Текст для чтения »
<<<<
2. Этими разговорами он завлек в свои сети большинство молодежи, возбудив в них жажду войны, однако среди здравомыслящих граждан старшего возраста не было никого, кто бы не предвидел надвигающегося несчастья и не оплакивал бы город, как если бы он уже погиб. Таково было смятение народа в Иерусалиме, однако остальная страна разрывалась в раздорах еще до того, как междоусобица подняла голову в столице. В это время Тит отошел от Гуш-Халава и прибыл в Кесарию, а Веспасиан выступил из Кесарии на Явне и Ашдод; покорив эти города и поставив в них гарнизоны, он возвратился с множеством евреев, добровольно сдавшихся в плен.

В каждом городе зрели беспорядки и гражданская война. Как только римляне дали евреям передышку, те тут же обратились друг против друга. Повсюду свирепствовал жестокий раздор между сторонниками войны и защитниками мира. Прежде всего борьба между приверженцами различных партий нарушила взаимное согласие внутри каждого дома, затем разорвались все узы, связывавшие до того близких людей, каждый прилепился к собственным единомышленникам, и весь народ разбился на два враждебных лагеря. Междоусобица господствовала повсюду, и смутьяны и горячие головы благодаря молодости и безрассудству сумели одержать верх над благоразумием старших. Они начали с разграбления собственных городов, а затем объединились в отряды и распространили свой разбой по всей стране, так что для соотечественников были ничем не лучше римлян и многие предпочли бы римский плен их жестокостям и разбою.

3. Гарнизоны же городов как из желания избежать неприятностей, так и из недоброжелательства к евреям не предпринимали ничего или почти ничего для защиты тех, кто подвергался нападениям.

Когда же наконец главари разбойничьих шаек насытились разграблением страны, они сошлись вместе и, образовав единое войско негодяев, стали просачиваться в Иерусалим, неся гибель и разрушение городу. Город не имел военного руководства, и по старинному обычаю каждый еврей мог войти в него без всякой предварительной проверки; в существующих же обстоятельствах все полагали, что желающие присоединиться к ним руководствуются благими побуждениями и приходят как союзники. И именно это, наряду с междоусобицей, впоследствии окончательно погубило город; ведь бесполезная и праздная толпа потребляла припасы, которых должно было хватить для пропитания бойцов, так что в придачу к войне они навлекли на себя еще и междоусобицу и голод.
>>>>
Листинг »
<<<<
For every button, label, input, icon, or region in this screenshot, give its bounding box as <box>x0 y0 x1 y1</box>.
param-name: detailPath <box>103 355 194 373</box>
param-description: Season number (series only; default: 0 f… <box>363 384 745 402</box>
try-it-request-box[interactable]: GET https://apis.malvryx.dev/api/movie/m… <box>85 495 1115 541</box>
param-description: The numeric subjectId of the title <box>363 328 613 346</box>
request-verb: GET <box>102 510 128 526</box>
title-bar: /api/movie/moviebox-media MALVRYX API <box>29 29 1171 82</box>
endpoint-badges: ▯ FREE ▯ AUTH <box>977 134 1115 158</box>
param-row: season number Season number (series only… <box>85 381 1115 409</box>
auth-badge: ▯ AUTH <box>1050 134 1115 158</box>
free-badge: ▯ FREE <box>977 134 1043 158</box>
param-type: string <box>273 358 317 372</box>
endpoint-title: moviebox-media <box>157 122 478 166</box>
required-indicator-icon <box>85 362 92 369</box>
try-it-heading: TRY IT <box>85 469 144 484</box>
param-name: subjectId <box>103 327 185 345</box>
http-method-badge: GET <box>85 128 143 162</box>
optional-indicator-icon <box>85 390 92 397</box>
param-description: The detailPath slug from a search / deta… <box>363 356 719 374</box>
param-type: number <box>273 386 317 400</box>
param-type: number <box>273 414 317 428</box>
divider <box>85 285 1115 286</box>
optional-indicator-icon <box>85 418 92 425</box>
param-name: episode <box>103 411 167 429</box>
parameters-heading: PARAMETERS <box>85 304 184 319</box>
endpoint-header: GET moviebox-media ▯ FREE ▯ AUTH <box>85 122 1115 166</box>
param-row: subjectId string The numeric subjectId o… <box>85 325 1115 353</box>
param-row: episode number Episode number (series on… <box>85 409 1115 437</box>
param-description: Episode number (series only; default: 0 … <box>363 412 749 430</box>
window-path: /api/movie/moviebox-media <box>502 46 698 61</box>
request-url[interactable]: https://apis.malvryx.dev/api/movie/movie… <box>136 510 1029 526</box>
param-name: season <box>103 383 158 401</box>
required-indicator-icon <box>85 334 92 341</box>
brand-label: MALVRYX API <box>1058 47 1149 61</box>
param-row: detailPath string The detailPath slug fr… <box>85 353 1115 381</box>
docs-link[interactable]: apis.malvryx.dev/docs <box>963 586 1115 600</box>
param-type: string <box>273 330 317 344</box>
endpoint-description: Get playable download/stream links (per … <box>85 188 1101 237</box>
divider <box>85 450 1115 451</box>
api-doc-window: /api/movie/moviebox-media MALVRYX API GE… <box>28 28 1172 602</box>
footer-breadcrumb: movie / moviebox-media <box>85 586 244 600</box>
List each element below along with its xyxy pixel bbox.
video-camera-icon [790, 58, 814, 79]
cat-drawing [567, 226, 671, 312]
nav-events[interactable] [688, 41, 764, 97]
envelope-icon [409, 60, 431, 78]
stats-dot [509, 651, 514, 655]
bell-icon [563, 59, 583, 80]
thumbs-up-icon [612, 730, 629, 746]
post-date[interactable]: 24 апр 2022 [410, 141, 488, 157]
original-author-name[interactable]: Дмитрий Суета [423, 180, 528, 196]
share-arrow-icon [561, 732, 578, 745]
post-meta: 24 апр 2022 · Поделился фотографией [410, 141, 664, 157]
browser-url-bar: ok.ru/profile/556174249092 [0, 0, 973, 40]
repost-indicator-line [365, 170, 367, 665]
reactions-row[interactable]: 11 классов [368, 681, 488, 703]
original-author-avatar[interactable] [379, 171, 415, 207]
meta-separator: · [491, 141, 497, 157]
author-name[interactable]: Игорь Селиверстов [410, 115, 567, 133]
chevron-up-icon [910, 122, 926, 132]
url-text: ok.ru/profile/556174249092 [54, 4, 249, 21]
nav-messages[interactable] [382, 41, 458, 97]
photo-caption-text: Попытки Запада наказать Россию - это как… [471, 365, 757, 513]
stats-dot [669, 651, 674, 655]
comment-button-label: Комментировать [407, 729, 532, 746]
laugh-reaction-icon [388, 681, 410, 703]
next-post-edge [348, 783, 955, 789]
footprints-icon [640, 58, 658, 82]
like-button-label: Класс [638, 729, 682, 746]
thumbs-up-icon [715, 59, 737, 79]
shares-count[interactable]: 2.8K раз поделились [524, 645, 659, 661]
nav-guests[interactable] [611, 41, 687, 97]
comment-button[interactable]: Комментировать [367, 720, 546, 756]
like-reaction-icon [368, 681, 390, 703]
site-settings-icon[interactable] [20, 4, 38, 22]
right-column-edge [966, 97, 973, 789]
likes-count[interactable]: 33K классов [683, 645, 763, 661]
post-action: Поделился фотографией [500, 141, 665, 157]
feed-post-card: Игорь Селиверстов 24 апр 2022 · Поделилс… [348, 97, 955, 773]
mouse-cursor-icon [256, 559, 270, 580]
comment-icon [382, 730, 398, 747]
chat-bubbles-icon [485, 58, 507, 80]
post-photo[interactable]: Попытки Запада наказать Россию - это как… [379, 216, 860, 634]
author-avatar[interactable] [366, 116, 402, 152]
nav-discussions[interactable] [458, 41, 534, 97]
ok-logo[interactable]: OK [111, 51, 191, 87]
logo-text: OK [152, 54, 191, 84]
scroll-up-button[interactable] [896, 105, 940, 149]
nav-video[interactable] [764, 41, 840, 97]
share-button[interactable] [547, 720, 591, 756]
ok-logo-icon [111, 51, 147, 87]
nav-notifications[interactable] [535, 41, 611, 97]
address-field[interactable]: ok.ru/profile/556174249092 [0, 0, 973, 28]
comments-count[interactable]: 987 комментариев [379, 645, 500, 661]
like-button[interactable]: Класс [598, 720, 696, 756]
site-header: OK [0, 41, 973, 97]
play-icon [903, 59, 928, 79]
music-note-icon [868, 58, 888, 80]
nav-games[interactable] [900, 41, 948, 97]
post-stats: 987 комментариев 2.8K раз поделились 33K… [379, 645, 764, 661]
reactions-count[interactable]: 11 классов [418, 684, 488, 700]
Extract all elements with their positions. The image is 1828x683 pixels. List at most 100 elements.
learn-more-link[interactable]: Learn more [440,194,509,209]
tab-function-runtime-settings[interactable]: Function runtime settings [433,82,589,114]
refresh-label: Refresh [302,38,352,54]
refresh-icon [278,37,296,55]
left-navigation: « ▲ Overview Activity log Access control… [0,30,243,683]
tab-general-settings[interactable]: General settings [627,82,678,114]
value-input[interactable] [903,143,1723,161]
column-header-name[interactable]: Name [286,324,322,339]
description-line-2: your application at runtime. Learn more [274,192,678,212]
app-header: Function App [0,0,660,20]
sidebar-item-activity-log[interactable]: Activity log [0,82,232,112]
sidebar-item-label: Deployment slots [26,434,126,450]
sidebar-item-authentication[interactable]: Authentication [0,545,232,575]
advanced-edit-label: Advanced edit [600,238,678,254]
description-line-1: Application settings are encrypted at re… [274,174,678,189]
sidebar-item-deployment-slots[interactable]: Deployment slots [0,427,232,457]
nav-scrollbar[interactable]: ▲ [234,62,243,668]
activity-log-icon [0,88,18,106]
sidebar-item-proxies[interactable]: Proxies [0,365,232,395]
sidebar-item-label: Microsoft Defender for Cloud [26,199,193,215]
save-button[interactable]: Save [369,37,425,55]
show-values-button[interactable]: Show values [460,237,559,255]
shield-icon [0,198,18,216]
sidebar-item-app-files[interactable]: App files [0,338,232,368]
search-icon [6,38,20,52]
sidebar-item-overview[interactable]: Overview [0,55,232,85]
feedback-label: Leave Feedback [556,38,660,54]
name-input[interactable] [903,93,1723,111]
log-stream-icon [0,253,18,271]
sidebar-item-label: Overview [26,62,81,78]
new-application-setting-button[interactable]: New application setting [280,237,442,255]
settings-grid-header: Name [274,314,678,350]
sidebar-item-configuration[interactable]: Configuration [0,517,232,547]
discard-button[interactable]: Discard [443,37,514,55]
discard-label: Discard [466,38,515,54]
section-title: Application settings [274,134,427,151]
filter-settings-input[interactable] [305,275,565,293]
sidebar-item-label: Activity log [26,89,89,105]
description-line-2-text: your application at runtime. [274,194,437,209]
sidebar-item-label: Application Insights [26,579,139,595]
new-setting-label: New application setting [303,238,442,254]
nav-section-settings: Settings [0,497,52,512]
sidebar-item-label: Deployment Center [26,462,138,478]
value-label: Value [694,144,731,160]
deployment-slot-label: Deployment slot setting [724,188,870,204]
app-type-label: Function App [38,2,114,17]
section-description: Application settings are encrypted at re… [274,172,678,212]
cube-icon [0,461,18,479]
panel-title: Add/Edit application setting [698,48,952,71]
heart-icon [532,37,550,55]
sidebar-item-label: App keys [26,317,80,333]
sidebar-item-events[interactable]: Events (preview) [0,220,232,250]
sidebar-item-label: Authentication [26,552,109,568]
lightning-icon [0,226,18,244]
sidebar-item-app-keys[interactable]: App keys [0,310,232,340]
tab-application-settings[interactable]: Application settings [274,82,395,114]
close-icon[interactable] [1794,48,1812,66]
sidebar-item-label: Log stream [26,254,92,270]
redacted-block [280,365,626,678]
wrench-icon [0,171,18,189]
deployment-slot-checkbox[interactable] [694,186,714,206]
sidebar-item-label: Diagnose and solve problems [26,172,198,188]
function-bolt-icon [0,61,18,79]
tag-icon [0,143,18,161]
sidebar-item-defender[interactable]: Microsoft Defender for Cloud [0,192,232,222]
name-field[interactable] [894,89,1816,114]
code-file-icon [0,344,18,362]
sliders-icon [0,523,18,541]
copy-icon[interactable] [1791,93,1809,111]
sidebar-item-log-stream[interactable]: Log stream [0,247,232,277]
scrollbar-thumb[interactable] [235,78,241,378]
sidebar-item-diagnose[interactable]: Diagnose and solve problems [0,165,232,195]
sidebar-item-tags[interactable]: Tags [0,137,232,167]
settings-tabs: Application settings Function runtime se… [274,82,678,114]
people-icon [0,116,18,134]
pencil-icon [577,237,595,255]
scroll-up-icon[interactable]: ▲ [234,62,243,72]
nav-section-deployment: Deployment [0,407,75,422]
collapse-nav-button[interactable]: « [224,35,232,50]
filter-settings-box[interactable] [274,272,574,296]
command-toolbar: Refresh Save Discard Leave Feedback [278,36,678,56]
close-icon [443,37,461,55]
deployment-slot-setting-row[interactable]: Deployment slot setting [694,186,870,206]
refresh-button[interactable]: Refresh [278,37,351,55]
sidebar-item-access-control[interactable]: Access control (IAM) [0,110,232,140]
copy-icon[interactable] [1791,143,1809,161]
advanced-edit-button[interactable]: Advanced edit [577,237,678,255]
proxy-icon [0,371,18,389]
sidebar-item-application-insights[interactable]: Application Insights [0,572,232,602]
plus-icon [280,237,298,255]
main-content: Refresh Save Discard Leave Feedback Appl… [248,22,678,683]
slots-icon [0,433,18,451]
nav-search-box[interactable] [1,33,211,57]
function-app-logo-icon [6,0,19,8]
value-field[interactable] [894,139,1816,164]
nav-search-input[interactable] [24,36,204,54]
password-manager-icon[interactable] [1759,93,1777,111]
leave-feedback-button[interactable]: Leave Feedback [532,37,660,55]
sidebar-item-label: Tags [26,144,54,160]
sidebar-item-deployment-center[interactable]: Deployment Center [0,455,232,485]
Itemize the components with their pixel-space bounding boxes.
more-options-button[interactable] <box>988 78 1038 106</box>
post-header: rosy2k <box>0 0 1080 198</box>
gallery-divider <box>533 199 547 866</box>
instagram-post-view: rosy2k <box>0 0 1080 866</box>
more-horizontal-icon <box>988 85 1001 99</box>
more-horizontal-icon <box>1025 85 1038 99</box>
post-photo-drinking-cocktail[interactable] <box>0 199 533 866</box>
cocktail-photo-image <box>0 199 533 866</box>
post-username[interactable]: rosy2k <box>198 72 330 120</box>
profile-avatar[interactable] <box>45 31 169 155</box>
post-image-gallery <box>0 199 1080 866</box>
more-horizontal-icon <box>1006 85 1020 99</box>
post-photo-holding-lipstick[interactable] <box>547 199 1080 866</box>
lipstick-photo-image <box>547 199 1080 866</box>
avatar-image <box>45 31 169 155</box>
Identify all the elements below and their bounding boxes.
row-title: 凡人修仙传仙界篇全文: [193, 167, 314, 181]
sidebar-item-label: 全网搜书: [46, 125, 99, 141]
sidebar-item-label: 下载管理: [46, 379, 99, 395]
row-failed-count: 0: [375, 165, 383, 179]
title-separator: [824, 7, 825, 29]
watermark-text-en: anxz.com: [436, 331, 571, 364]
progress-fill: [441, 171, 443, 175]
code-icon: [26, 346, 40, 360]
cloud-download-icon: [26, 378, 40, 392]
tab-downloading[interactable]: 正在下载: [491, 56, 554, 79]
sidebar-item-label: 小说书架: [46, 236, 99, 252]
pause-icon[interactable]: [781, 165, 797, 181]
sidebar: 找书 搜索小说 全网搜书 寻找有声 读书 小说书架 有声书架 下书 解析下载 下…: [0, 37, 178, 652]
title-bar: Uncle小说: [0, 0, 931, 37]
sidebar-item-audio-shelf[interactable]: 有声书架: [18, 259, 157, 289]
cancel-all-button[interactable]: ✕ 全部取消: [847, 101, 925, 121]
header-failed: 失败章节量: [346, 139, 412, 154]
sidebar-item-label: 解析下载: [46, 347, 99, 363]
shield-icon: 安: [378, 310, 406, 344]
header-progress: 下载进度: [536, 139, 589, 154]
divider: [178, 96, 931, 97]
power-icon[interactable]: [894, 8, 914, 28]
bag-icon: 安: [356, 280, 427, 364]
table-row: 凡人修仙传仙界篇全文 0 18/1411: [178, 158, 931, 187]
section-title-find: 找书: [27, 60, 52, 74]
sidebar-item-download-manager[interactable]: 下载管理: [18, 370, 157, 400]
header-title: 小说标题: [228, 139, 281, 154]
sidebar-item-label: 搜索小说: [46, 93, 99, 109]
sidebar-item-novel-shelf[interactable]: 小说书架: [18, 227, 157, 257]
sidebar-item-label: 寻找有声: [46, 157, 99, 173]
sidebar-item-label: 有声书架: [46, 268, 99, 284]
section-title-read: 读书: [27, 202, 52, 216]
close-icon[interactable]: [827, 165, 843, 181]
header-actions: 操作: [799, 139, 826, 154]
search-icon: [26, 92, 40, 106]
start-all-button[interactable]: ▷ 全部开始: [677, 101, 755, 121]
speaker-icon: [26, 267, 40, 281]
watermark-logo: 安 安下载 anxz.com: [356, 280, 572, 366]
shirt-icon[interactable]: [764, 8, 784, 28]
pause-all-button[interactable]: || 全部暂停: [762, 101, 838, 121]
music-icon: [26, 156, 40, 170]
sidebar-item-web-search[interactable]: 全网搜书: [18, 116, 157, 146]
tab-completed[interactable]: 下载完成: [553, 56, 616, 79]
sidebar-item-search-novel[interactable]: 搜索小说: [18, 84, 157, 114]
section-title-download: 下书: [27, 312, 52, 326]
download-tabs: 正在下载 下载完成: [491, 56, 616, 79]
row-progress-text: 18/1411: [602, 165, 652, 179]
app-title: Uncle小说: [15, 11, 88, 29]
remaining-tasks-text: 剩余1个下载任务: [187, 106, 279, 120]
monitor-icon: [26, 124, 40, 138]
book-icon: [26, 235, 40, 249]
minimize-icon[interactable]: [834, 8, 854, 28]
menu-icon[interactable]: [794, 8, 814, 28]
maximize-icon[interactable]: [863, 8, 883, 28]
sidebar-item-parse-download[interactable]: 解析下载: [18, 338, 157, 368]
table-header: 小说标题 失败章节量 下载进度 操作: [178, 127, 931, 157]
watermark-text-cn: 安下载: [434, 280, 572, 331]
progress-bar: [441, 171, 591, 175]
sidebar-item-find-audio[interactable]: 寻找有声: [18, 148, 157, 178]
>>>>
Задания »
• A. Куда прибыл Тит, отойдя от Гуш-Халава, согласно тексту о междоусобице в Иерусалиме?
• B. Выпишите из текста о междоусобице в Иерусалиме без изменений фрагмент от «2. Этими разговорами» до «сдавшихся в плен.».

Ответы по порядку »
• A. В Кесарию.

• B.
2. Этими разговорами он завлек в свои сети большинство молодежи, возбудив в них жажду войны, однако среди здравомыслящих граждан старшего возраста не было никого, кто бы не предвидел надвигающегося несчастья и не оплакивал бы город, как если бы он уже погиб. Таково было смятение народа в Иерусалиме, однако остальная страна разрывалась в раздорах еще до того, как междоусобица подняла голову в столице. В это время Тит отошел от Гуш-Халава и прибыл в Кесарию, а Веспасиан выступил из Кесарии на Явне и Ашдод; покорив эти города и поставив в них гарнизоны, он возвратился с множеством евреев, добровольно сдавшихся в плен.